| WHAT IS EXPECTED |
Transcribe every line exactly and omit anything that is a picture.

| ENTRIES SHOWN |
## BEGIN
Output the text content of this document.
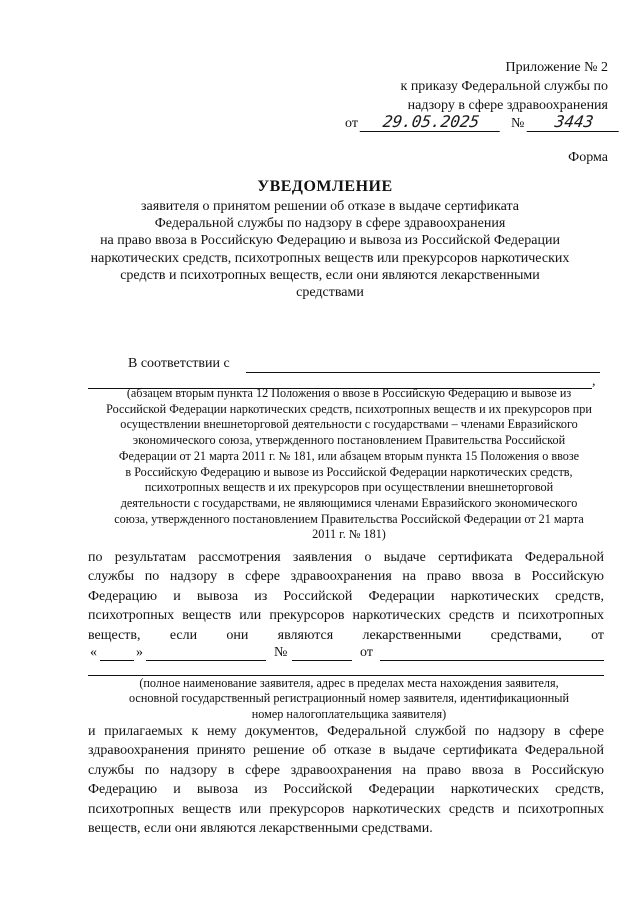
Приложение № 2
к приказу Федеральной службы по
надзору в сфере здравоохранения
от 29.05.2025 № 3443
Форма
УВЕДОМЛЕНИЕ
заявителя о принятом решении об отказе в выдаче сертификата
Федеральной службы по надзору в сфере здравоохранения
на право ввоза в Российскую Федерацию и вывоза из Российской Федерации
наркотических средств, психотропных веществ или прекурсоров наркотических
средств и психотропных веществ, если они являются лекарственными
средствами
В соответствии с
,
(абзацем вторым пункта 12 Положения о ввозе в Российскую Федерацию и вывозе из
Российской Федерации наркотических средств, психотропных веществ и их прекурсоров при
осуществлении внешнеторговой деятельности с государствами – членами Евразийского
экономического союза, утвержденного постановлением Правительства Российской
Федерации от 21 марта 2011 г. № 181, или абзацем вторым пункта 15 Положения о ввозе
в Российскую Федерацию и вывозе из Российской Федерации наркотических средств,
психотропных веществ и их прекурсоров при осуществлении внешнеторговой
деятельности с государствами, не являющимися членами Евразийского экономического
союза, утвержденного постановлением Правительства Российской Федерации от 21 марта
2011 г. № 181)
по результатам рассмотрения заявления о выдаче сертификата Федеральной
службы по надзору в сфере здравоохранения на право ввоза в Российскую
Федерацию и вывоза из Российской Федерации наркотических средств,
психотропных веществ или прекурсоров наркотических средств и психотропных
веществ, если они являются лекарственными средствами, от
«	»	№	от
(полное наименование заявителя, адрес в пределах места нахождения заявителя,
основной государственный регистрационный номер заявителя, идентификационный
номер налогоплательщика заявителя)
и прилагаемых к нему документов, Федеральной службой по надзору в сфере
здравоохранения принято решение об отказе в выдаче сертификата Федеральной
службы по надзору в сфере здравоохранения на право ввоза в Российскую
Федерацию и вывоза из Российской Федерации наркотических средств,
психотропных веществ или прекурсоров наркотических средств и психотропных
веществ, если они являются лекарственными средствами.
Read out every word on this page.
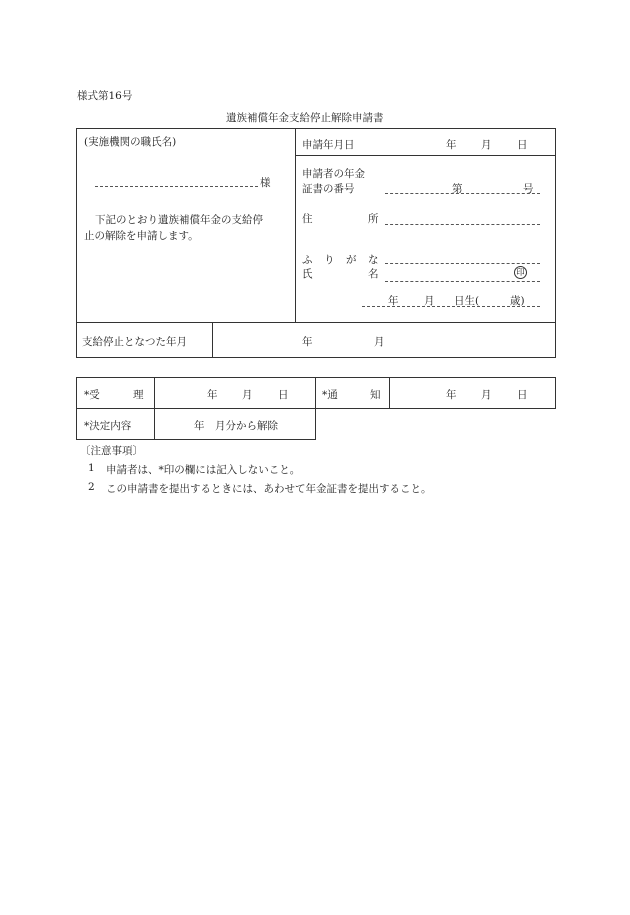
様式第16号
遺族補償年金支給停止解除申請書
(実施機関の職氏名)
様
下記のとおり遺族補償年金の支給停
止の解除を申請します。
申請年月日	年 月 日
申請者の年金
証書の番号	第	号
住	所
ふ り が な
氏	名	印
年 月 日生(	歳)
支給停止となつた年月	年	月
*受	理	年 月 日	*通	知	年 月 日
*決定内容	年　月分から解除
〔注意事項〕
1 申請者は、*印の欄には記入しないこと。
2 この申請書を提出するときには、あわせて年金証書を提出すること。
## END
| SOLVED EXERCISE |
Output the text content of this document.
Приложение № 2
к приказу Федеральной службы по
надзору в сфере здравоохранения
от 29.05.2025 № 3443
Форма
УВЕДОМЛЕНИЕ
заявителя о принятом решении об отказе в выдаче сертификата
Федеральной службы по надзору в сфере здравоохранения
на право ввоза в Российскую Федерацию и вывоза из Российской Федерации
наркотических средств, психотропных веществ или прекурсоров наркотических
средств и психотропных веществ, если они являются лекарственными
средствами
В соответствии с
,
(абзацем вторым пункта 12 Положения о ввозе в Российскую Федерацию и вывозе из
Российской Федерации наркотических средств, психотропных веществ и их прекурсоров при
осуществлении внешнеторговой деятельности с государствами – членами Евразийского
экономического союза, утвержденного постановлением Правительства Российской
Федерации от 21 марта 2011 г. № 181, или абзацем вторым пункта 15 Положения о ввозе
в Российскую Федерацию и вывозе из Российской Федерации наркотических средств,
психотропных веществ и их прекурсоров при осуществлении внешнеторговой
деятельности с государствами, не являющимися членами Евразийского экономического
союза, утвержденного постановлением Правительства Российской Федерации от 21 марта
2011 г. № 181)
по результатам рассмотрения заявления о выдаче сертификата Федеральной
службы по надзору в сфере здравоохранения на право ввоза в Российскую
Федерацию и вывоза из Российской Федерации наркотических средств,
психотропных веществ или прекурсоров наркотических средств и психотропных
веществ, если они являются лекарственными средствами, от
«	»	№	от
(полное наименование заявителя, адрес в пределах места нахождения заявителя,
основной государственный регистрационный номер заявителя, идентификационный
номер налогоплательщика заявителя)
и прилагаемых к нему документов, Федеральной службой по надзору в сфере
здравоохранения принято решение об отказе в выдаче сертификата Федеральной
службы по надзору в сфере здравоохранения на право ввоза в Российскую
Федерацию и вывоза из Российской Федерации наркотических средств,
психотропных веществ или прекурсоров наркотических средств и психотропных
веществ, если они являются лекарственными средствами.
Read out every word on this page.
様式第16号
遺族補償年金支給停止解除申請書
(実施機関の職氏名)
様
下記のとおり遺族補償年金の支給停
止の解除を申請します。
申請年月日	年 月 日
申請者の年金
証書の番号	第	号
住	所
ふ り が な
氏	名	印
年 月 日生(	歳)
支給停止となつた年月	年	月
*受	理	年 月 日	*通	知	年 月 日
*決定内容	年　月分から解除
〔注意事項〕
1 申請者は、*印の欄には記入しないこと。
2 この申請書を提出するときには、あわせて年金証書を提出すること。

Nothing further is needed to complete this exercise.